#### PROVIDED ENTRIES:
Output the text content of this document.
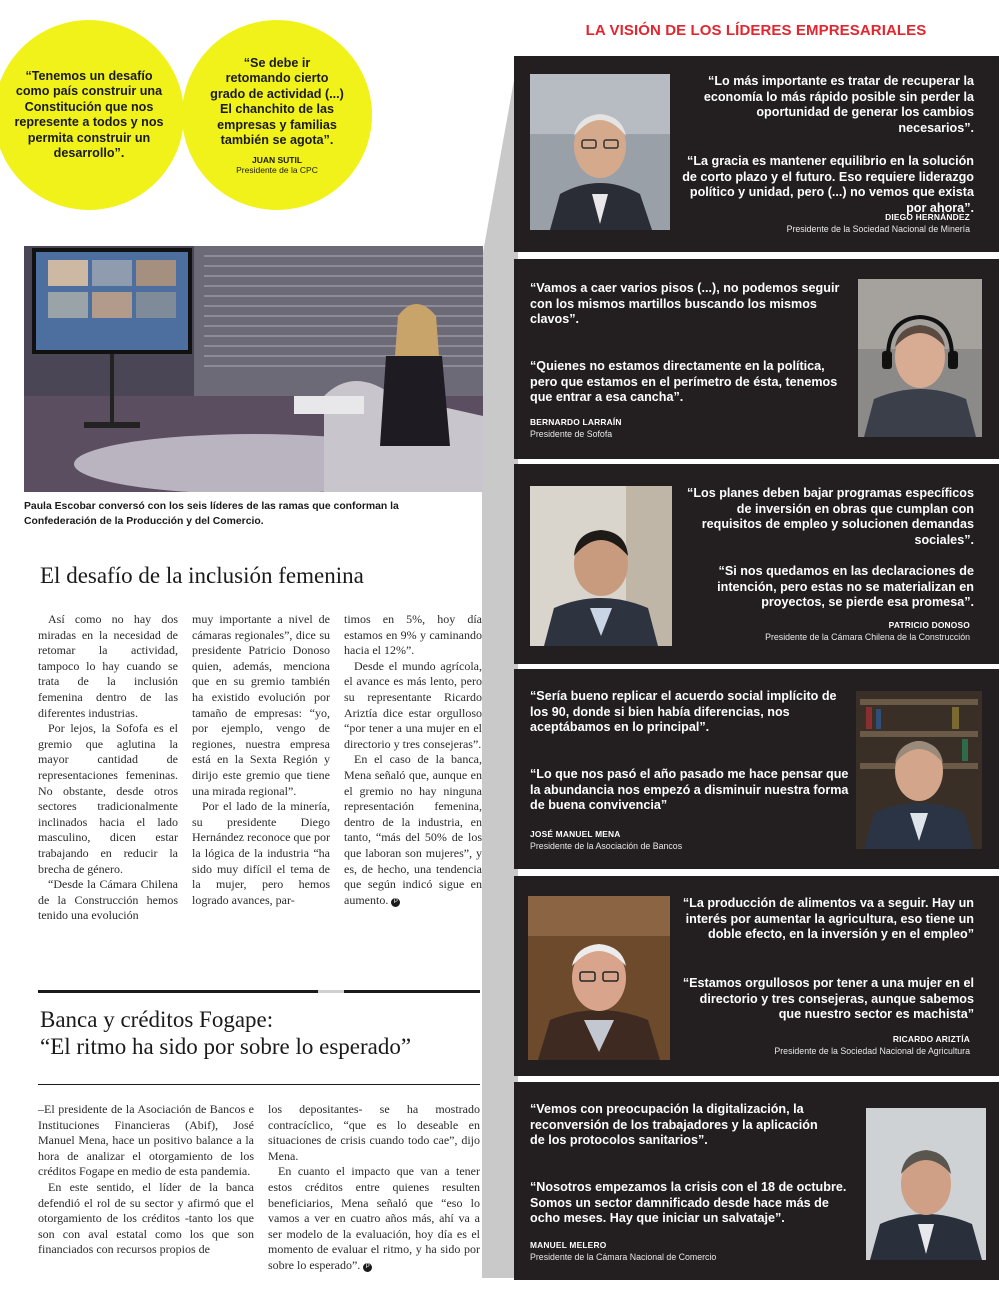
“Tenemos un desafío como país construir una Constitución que nos represente a todos y nos permita construir un desarrollo”.
“Se debe ir retomando cierto grado de actividad (...) El chanchito de las empresas y familias también se agota”.
JUAN SUTIL
Presidente de la CPC
LA VISIÓN DE LOS LÍDERES EMPRESARIALES
“Lo más importante es tratar de recuperar la economía lo más rápido posible sin perder la oportunidad de generar los cambios necesarios”.
“La gracia es mantener equilibrio en la solución de corto plazo y el futuro. Eso requiere liderazgo político y unidad, pero (...) no vemos que exista por ahora”.
DIEGO HERNÁNDEZ
Presidente de la Sociedad Nacional de Minería
“Vamos a caer varios pisos (...), no podemos seguir con los mismos martillos buscando los mismos clavos”.
“Quienes no estamos directamente en la política, pero que estamos en el perímetro de ésta, tenemos que entrar a esa cancha”.
BERNARDO LARRAÍN
Presidente de Sofofa
“Los planes deben bajar programas específicos de inversión en obras que cumplan con requisitos de empleo y solucionen demandas sociales”.
“Si nos quedamos en las declaraciones de intención, pero estas no se materializan en proyectos, se pierde esa promesa”.
PATRICIO DONOSO
Presidente de la Cámara Chilena de la Construcción
“Sería bueno replicar el acuerdo social implícito de los 90, donde si bien había diferencias, nos aceptábamos en lo principal”.
“Lo que nos pasó el año pasado me hace pensar que la abundancia nos empezó a disminuir nuestra forma de buena convivencia”
JOSÉ MANUEL MENA
Presidente de la Asociación de Bancos
“La producción de alimentos va a seguir. Hay un interés por aumentar la agricultura, eso tiene un doble efecto, en la inversión y en el empleo”
“Estamos orgullosos por tener a una mujer en el directorio y tres consejeras, aunque sabemos que nuestro sector es machista”
RICARDO ARIZTÍA
Presidente de la Sociedad Nacional de Agricultura
“Vemos con preocupación la digitalización, la reconversión de los trabajadores y la aplicación de los protocolos sanitarios”.
“Nosotros empezamos la crisis con el 18 de octubre. Somos un sector damnificado desde hace más de ocho meses. Hay que iniciar un salvataje”.
MANUEL MELERO
Presidente de la Cámara Nacional de Comercio
Paula Escobar conversó con los seis líderes de las ramas que conforman la Confederación de la Producción y del Comercio.
El desafío de la inclusión femenina

Así como no hay dos miradas en la necesidad de retomar la actividad, tampoco lo hay cuando se trata de la inclusión femenina dentro de las diferentes industrias.

Por lejos, la Sofofa es el gremio que aglutina la mayor cantidad de representaciones femeninas. No obstante, desde otros sectores tradicionalmente inclinados hacia el lado masculino, dicen estar trabajando en reducir la brecha de género.

“Desde la Cámara Chilena de la Construcción hemos tenido una evolución

muy importante a nivel de cámaras regionales”, dice su presidente Patricio Donoso quien, además, menciona que en su gremio también ha existido evolución por tamaño de empresas: “yo, por ejemplo, vengo de regiones, nuestra empresa está en la Sexta Región y dirijo este gremio que tiene una mirada regional”.

Por el lado de la minería, su presidente Diego Hernández reconoce que por la lógica de la industria “ha sido muy difícil el tema de la mujer, pero hemos logrado avances, par-

timos en 5%, hoy día estamos en 9% y caminando hacia el 12%”.

Desde el mundo agrícola, el avance es más lento, pero su representante Ricardo Ariztía dice estar orgulloso “por tener a una mujer en el directorio y tres consejeras”.

En el caso de la banca, Mena señaló que, aunque en el gremio no hay ninguna representación femenina, dentro de la industria, en tanto, “más del 50% de los que laboran son mujeres”, y es, de hecho, una tendencia que según indicó sigue en aumento. P

Banca y créditos Fogape:
“El ritmo ha sido por sobre lo esperado”

–El presidente de la Asociación de Bancos e Instituciones Financieras (Abif), José Manuel Mena, hace un positivo balance a la hora de analizar el otorgamiento de los créditos Fogape en medio de esta pandemia.

En este sentido, el líder de la banca defendió el rol de su sector y afirmó que el otorgamiento de los créditos -tanto los que son con aval estatal como los que son financiados con recursos propios de

los depositantes- se ha mostrado contracíclico, “que es lo deseable en situaciones de crisis cuando todo cae”, dijo Mena.

En cuanto el impacto que van a tener estos créditos entre quienes resulten beneficiarios, Mena señaló que “eso lo vamos a ver en cuatro años más, ahí va a ser modelo de la evaluación, hoy día es el momento de evaluar el ritmo, y ha sido por sobre lo esperado”. P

#### DIRECTION:
Reply with one number only: how many lines of the listing hold "Comercio"?

#### ANSWER IN FULL:
2